▸ **WHAT THE TASK REQUIRES**
Identify all lines in the listing that include the word "centre", and copy them out.

▸ **RECORDED DATA**
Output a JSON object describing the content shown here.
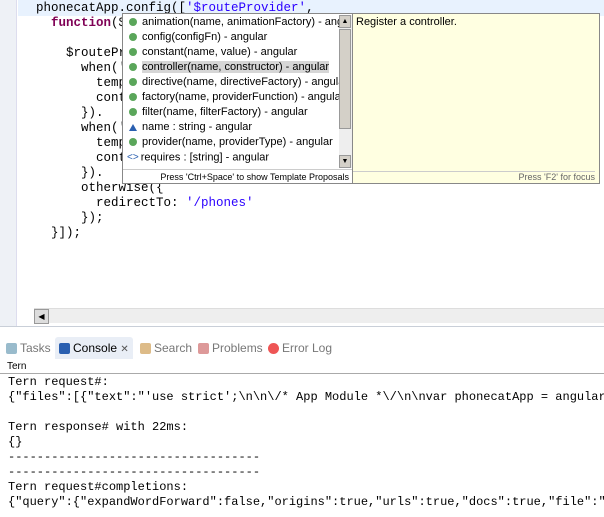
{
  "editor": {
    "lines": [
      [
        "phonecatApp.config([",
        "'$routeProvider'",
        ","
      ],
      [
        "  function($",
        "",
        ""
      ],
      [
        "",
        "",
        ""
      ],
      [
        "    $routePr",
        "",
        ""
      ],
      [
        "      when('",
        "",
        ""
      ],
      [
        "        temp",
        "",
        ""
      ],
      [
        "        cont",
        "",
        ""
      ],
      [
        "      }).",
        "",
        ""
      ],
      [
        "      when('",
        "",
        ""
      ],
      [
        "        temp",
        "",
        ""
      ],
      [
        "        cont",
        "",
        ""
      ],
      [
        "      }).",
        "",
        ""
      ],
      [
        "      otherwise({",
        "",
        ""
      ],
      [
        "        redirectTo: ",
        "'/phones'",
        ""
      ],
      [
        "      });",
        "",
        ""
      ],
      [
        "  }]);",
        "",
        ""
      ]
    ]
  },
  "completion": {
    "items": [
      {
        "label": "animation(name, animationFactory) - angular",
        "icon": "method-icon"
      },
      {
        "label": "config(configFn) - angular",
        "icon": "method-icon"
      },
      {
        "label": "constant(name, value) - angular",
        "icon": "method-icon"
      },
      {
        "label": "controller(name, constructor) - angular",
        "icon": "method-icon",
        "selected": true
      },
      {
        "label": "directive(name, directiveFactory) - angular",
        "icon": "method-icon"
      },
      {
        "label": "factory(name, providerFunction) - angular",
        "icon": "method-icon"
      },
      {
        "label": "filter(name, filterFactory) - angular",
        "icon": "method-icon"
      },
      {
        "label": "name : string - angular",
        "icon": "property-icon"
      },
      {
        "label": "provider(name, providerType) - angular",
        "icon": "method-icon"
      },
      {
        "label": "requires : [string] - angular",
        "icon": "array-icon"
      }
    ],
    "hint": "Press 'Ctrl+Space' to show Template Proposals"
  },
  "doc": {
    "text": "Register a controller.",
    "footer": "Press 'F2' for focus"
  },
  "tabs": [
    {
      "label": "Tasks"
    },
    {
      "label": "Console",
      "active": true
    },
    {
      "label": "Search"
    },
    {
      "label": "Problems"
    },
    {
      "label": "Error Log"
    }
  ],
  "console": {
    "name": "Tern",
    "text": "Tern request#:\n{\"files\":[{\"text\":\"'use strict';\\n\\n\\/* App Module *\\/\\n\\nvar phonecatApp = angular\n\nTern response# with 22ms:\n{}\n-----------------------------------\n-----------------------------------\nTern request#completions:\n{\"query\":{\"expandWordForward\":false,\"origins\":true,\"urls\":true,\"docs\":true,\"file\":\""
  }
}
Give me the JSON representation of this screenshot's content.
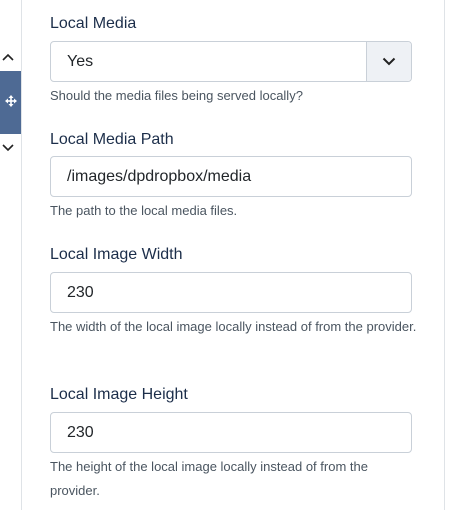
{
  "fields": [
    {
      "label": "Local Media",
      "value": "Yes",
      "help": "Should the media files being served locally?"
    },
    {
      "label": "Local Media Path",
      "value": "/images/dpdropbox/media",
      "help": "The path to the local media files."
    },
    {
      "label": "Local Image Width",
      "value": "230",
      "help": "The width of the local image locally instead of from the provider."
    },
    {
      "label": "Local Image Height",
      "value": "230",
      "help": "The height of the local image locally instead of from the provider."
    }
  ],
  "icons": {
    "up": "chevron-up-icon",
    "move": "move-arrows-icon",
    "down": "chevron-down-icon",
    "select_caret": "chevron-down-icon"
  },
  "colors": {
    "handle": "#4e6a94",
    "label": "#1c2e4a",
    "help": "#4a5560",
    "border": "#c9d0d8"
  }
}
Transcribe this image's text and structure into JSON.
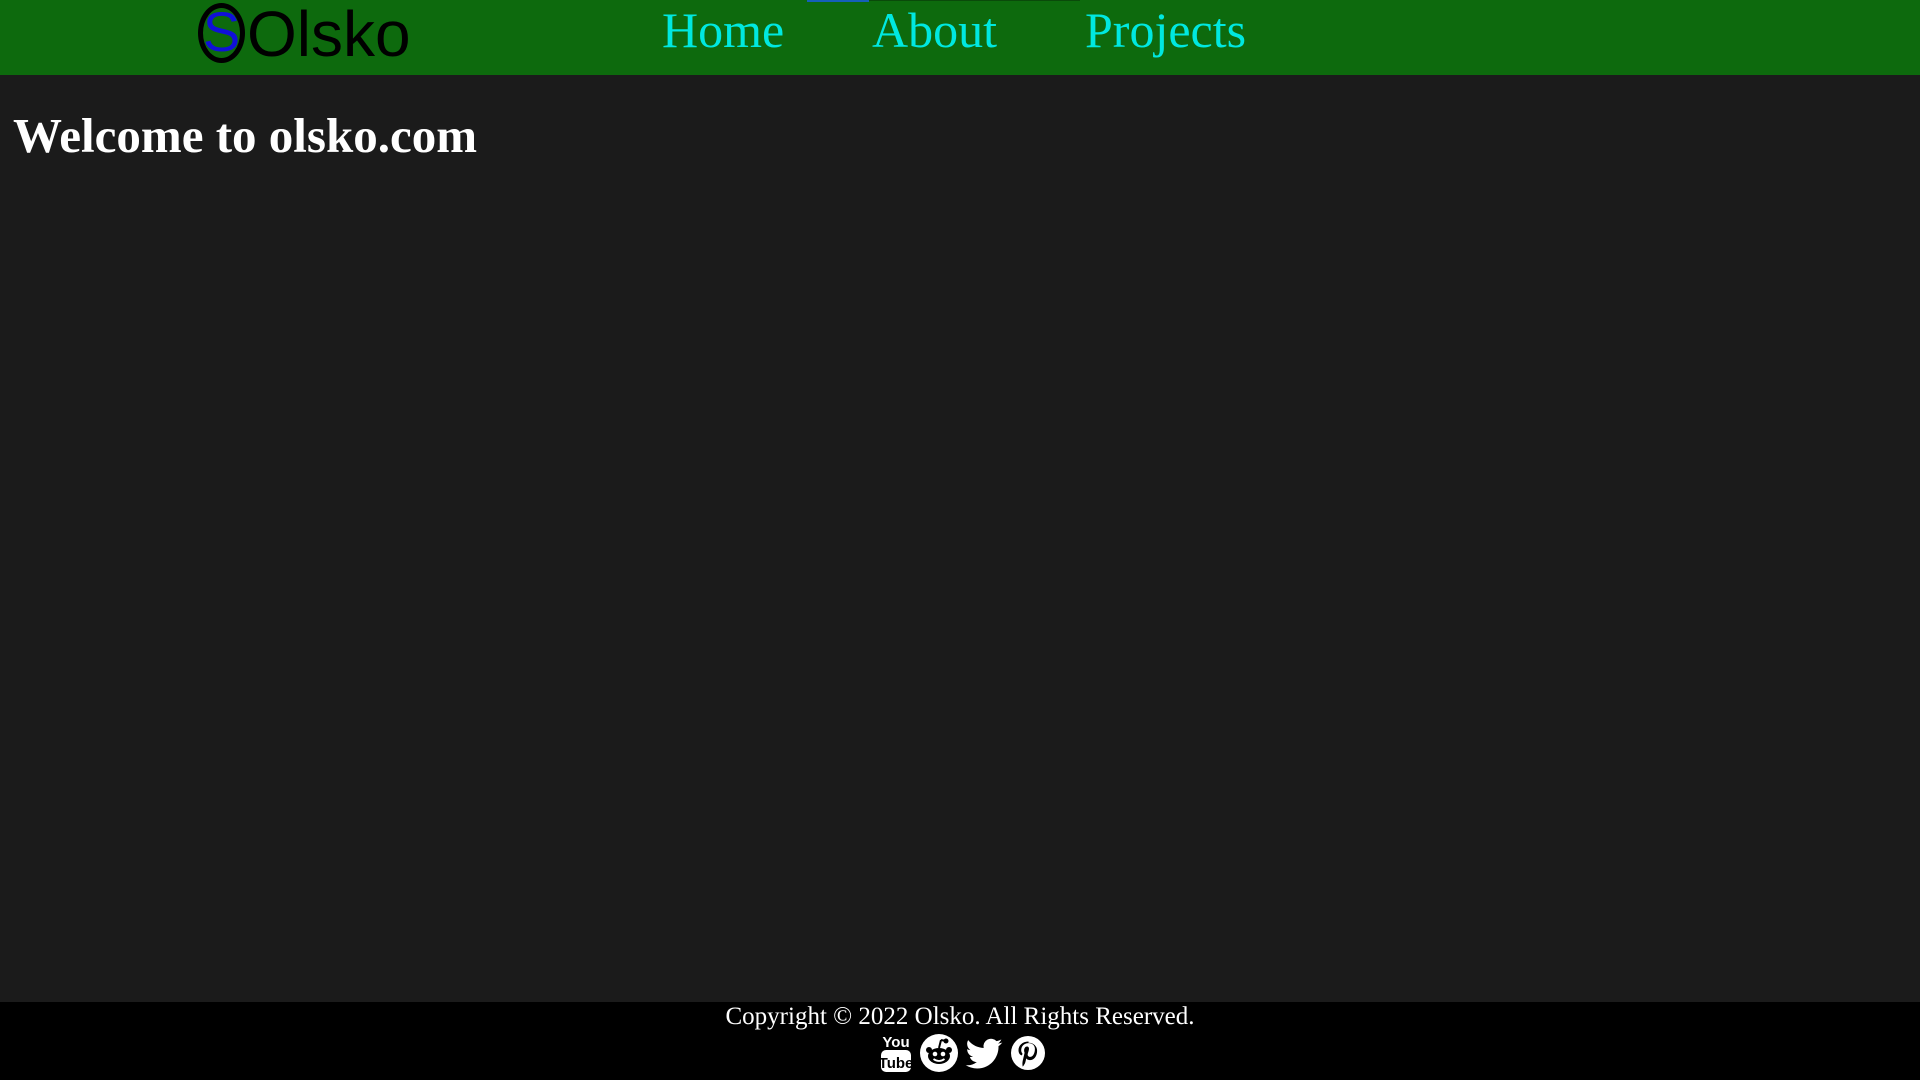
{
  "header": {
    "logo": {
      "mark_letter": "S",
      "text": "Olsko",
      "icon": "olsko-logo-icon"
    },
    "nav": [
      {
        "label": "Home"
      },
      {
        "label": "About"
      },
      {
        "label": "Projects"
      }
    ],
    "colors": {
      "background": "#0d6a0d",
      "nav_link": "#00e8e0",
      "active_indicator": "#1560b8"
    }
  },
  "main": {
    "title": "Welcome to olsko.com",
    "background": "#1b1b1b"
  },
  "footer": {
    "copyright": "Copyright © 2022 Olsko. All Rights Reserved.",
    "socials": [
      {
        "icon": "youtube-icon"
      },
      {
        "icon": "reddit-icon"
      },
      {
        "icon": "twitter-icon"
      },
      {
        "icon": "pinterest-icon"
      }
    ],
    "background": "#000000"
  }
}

---

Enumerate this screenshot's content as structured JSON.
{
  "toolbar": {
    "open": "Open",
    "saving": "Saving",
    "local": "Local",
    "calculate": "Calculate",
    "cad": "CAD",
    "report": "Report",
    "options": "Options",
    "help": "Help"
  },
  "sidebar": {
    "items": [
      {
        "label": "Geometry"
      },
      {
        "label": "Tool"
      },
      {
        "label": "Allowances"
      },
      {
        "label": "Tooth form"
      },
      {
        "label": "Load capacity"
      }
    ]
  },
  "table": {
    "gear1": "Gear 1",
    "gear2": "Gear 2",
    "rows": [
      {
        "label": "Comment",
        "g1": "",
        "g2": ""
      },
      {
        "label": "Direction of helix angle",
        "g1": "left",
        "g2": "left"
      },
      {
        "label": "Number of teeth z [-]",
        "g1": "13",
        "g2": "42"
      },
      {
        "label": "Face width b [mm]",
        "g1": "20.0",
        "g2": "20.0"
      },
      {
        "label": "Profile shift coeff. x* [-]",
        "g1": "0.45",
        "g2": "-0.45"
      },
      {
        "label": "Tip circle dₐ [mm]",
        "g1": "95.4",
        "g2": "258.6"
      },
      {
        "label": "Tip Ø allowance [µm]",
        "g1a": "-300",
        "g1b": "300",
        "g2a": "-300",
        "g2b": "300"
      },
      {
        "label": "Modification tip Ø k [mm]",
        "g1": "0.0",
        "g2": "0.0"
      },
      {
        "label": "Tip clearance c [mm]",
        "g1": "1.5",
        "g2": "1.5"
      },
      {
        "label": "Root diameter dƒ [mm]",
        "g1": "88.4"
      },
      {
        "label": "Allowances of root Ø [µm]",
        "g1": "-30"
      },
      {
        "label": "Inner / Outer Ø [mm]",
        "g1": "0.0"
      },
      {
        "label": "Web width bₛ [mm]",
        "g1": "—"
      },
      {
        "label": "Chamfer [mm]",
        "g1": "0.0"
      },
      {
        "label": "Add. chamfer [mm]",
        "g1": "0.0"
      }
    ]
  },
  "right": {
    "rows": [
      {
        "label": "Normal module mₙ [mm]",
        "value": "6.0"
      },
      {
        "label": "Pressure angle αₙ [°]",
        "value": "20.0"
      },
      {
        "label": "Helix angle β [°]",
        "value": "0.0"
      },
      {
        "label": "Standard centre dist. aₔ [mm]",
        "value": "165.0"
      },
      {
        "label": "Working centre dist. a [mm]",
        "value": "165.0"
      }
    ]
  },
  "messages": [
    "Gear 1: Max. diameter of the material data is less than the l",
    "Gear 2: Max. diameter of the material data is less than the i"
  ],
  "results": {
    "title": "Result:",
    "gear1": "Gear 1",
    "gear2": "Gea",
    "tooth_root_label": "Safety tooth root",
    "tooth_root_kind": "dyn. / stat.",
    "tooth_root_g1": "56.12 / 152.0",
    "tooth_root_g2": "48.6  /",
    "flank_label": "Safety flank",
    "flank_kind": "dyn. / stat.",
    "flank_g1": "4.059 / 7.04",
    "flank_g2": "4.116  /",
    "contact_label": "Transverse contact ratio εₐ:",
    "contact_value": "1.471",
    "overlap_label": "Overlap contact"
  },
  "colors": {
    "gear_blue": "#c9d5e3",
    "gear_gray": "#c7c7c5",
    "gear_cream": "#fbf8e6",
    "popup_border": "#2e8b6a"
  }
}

---

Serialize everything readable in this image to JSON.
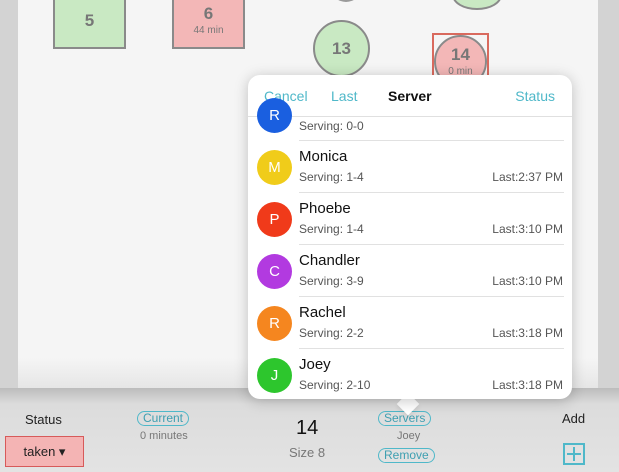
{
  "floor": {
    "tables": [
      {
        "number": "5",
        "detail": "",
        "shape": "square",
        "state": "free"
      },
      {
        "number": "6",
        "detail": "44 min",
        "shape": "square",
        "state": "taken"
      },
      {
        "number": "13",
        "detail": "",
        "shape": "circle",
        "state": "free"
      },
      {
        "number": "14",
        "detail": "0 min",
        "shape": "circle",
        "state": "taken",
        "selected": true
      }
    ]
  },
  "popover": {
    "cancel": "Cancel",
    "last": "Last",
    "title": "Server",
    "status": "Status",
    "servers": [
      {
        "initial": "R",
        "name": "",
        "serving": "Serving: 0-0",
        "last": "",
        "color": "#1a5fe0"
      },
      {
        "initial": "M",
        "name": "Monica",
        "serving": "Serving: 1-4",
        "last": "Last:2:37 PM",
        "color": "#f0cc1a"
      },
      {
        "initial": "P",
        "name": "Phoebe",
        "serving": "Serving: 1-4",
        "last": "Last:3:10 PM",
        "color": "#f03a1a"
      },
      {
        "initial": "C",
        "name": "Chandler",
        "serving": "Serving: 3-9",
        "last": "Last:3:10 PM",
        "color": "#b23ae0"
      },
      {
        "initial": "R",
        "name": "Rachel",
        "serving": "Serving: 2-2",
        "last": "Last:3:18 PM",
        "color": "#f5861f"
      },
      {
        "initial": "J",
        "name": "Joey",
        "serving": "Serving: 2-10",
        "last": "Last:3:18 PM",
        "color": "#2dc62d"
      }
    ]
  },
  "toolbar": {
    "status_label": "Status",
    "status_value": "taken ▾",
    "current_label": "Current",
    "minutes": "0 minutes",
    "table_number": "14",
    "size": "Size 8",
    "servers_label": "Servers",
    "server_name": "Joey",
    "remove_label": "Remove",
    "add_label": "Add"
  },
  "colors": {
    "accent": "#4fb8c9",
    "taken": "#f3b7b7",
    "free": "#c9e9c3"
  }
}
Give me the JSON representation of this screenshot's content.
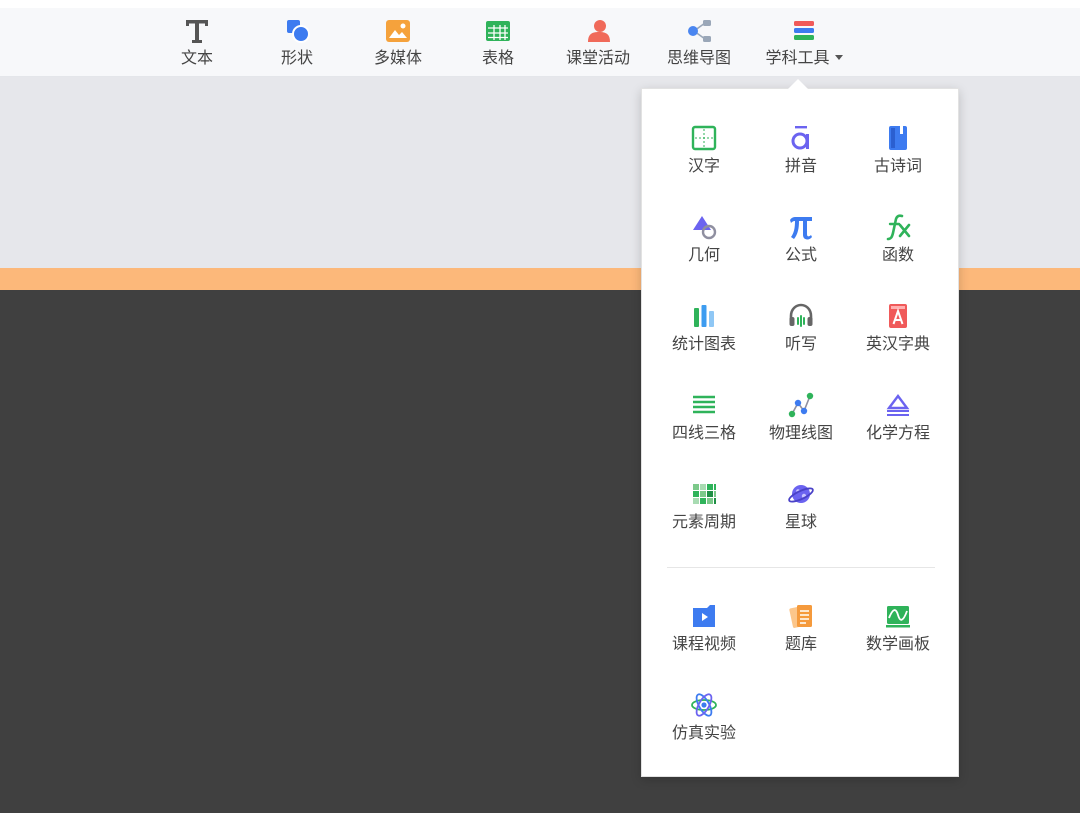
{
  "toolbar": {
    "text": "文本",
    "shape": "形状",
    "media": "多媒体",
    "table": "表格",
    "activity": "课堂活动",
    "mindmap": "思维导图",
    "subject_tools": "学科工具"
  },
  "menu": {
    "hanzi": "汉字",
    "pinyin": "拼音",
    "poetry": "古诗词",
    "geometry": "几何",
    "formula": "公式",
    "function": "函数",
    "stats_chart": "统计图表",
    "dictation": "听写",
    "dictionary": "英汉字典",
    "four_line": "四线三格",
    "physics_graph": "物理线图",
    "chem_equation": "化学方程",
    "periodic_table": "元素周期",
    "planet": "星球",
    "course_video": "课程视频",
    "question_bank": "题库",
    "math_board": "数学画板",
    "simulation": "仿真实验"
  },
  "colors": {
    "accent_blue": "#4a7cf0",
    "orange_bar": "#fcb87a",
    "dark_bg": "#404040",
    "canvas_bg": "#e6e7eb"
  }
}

▸ **TASK RESPONSE**
        "label": "Standard centre dist. aₔ [mm]",
        "label": "Working centre dist. a [mm]",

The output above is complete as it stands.